| THE TASK |
Pictures do not belong in the copy; transcribe everything else in the records exactly.

| DATASET ENTRIES |
- - -
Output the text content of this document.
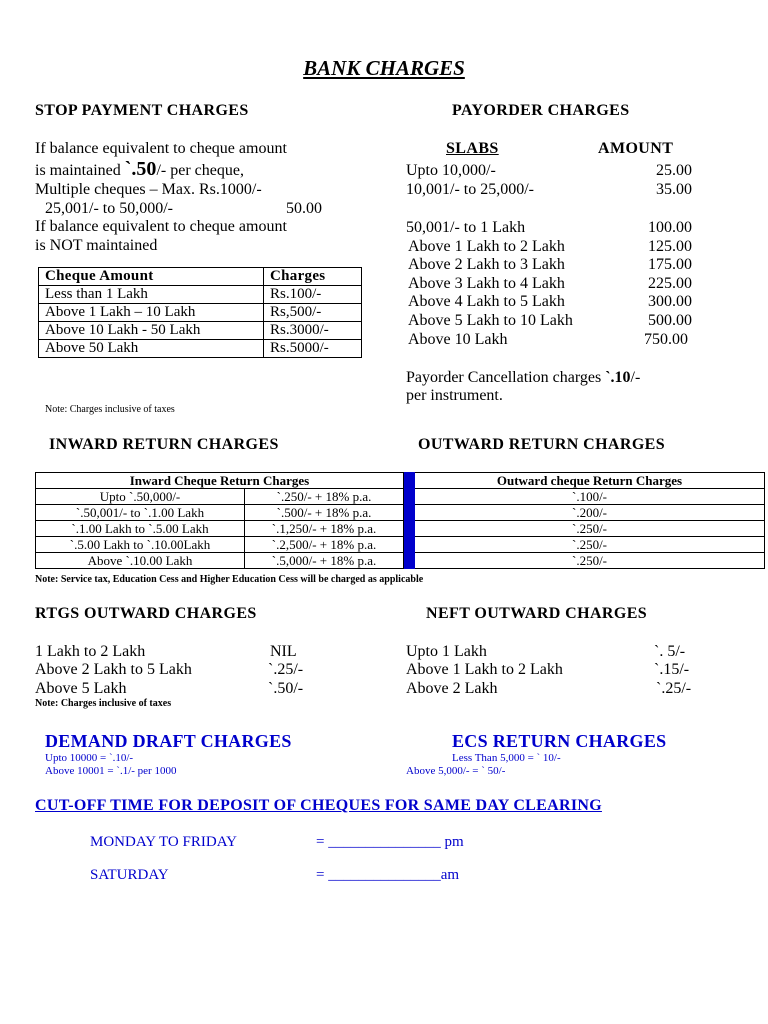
BANK CHARGES
STOP PAYMENT CHARGES
If balance equivalent to cheque amount
is maintained `.50/- per cheque,
Multiple cheques – Max. Rs.1000/-
25,001/- to 50,000/-	50.00
If balance equivalent to cheque amount
is NOT maintained
Cheque Amount	Charges
Less than 1 Lakh	Rs.100/-
Above 1 Lakh – 10 Lakh	Rs,500/-
Above 10 Lakh - 50 Lakh	Rs.3000/-
Above 50 Lakh	Rs.5000/-
Note: Charges inclusive of taxes
PAYORDER CHARGES
SLABS	AMOUNT
Upto 10,000/-	25.00
10,001/- to 25,000/-	35.00
50,001/- to 1 Lakh	100.00
Above 1 Lakh to 2 Lakh	125.00
Above 2 Lakh to 3 Lakh	175.00
Above 3 Lakh to 4 Lakh	225.00
Above 4 Lakh to 5 Lakh	300.00
Above 5 Lakh to 10 Lakh	500.00
Above 10 Lakh	750.00
Payorder Cancellation charges `.10/-
per instrument.
INWARD RETURN CHARGES	OUTWARD RETURN CHARGES
Inward Cheque Return Charges			Outward cheque Return Charges
Upto `.50,000/-	`.250/- + 18% p.a.		`.100/-
`.50,001/- to `.1.00 Lakh	`.500/- + 18% p.a.		`.200/-
`.1.00 Lakh to `.5.00 Lakh	`.1,250/- + 18% p.a.		`.250/-
`.5.00 Lakh to `.10.00Lakh	`.2,500/- + 18% p.a.		`.250/-
Above `.10.00 Lakh	`.5,000/- + 18% p.a.		`.250/-
Note: Service tax, Education Cess and Higher Education Cess will be charged as applicable
RTGS OUTWARD CHARGES
1 Lakh to 2 Lakh	NIL
Above 2 Lakh to 5 Lakh	`.25/-
Above 5 Lakh	`.50/-
Note: Charges inclusive of taxes
NEFT OUTWARD CHARGES
Upto 1 Lakh	`. 5/-
Above 1 Lakh to 2 Lakh	`.15/-
Above 2 Lakh	`.25/-
DEMAND DRAFT CHARGES
Upto 10000 = `.10/-
Above 10001 = `.1/- per 1000
ECS RETURN CHARGES
Less Than 5,000 = ` 10/-
Above 5,000/- = ` 50/-
CUT-OFF TIME FOR DEPOSIT OF CHEQUES FOR SAME DAY CLEARING
MONDAY TO FRIDAY	= _______________ pm
SATURDAY	= _______________am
- - -
| WRITTEN ANSWER |
Output the text content of this document.
BANK CHARGES
STOP PAYMENT CHARGES
If balance equivalent to cheque amount
is maintained `.50/- per cheque,
Multiple cheques – Max. Rs.1000/-
25,001/- to 50,000/-	50.00
If balance equivalent to cheque amount
is NOT maintained
Cheque Amount	Charges
Less than 1 Lakh	Rs.100/-
Above 1 Lakh – 10 Lakh	Rs,500/-
Above 10 Lakh - 50 Lakh	Rs.3000/-
Above 50 Lakh	Rs.5000/-
Note: Charges inclusive of taxes
PAYORDER CHARGES
SLABS	AMOUNT
Upto 10,000/-	25.00
10,001/- to 25,000/-	35.00
50,001/- to 1 Lakh	100.00
Above 1 Lakh to 2 Lakh	125.00
Above 2 Lakh to 3 Lakh	175.00
Above 3 Lakh to 4 Lakh	225.00
Above 4 Lakh to 5 Lakh	300.00
Above 5 Lakh to 10 Lakh	500.00
Above 10 Lakh	750.00
Payorder Cancellation charges `.10/-
per instrument.
INWARD RETURN CHARGES	OUTWARD RETURN CHARGES
Inward Cheque Return Charges			Outward cheque Return Charges
Upto `.50,000/-	`.250/- + 18% p.a.		`.100/-
`.50,001/- to `.1.00 Lakh	`.500/- + 18% p.a.		`.200/-
`.1.00 Lakh to `.5.00 Lakh	`.1,250/- + 18% p.a.		`.250/-
`.5.00 Lakh to `.10.00Lakh	`.2,500/- + 18% p.a.		`.250/-
Above `.10.00 Lakh	`.5,000/- + 18% p.a.		`.250/-
Note: Service tax, Education Cess and Higher Education Cess will be charged as applicable
RTGS OUTWARD CHARGES
1 Lakh to 2 Lakh	NIL
Above 2 Lakh to 5 Lakh	`.25/-
Above 5 Lakh	`.50/-
Note: Charges inclusive of taxes
NEFT OUTWARD CHARGES
Upto 1 Lakh	`. 5/-
Above 1 Lakh to 2 Lakh	`.15/-
Above 2 Lakh	`.25/-
DEMAND DRAFT CHARGES
Upto 10000 = `.10/-
Above 10001 = `.1/- per 1000
ECS RETURN CHARGES
Less Than 5,000 = ` 10/-
Above 5,000/- = ` 50/-
CUT-OFF TIME FOR DEPOSIT OF CHEQUES FOR SAME DAY CLEARING
MONDAY TO FRIDAY	= _______________ pm
SATURDAY	= _______________am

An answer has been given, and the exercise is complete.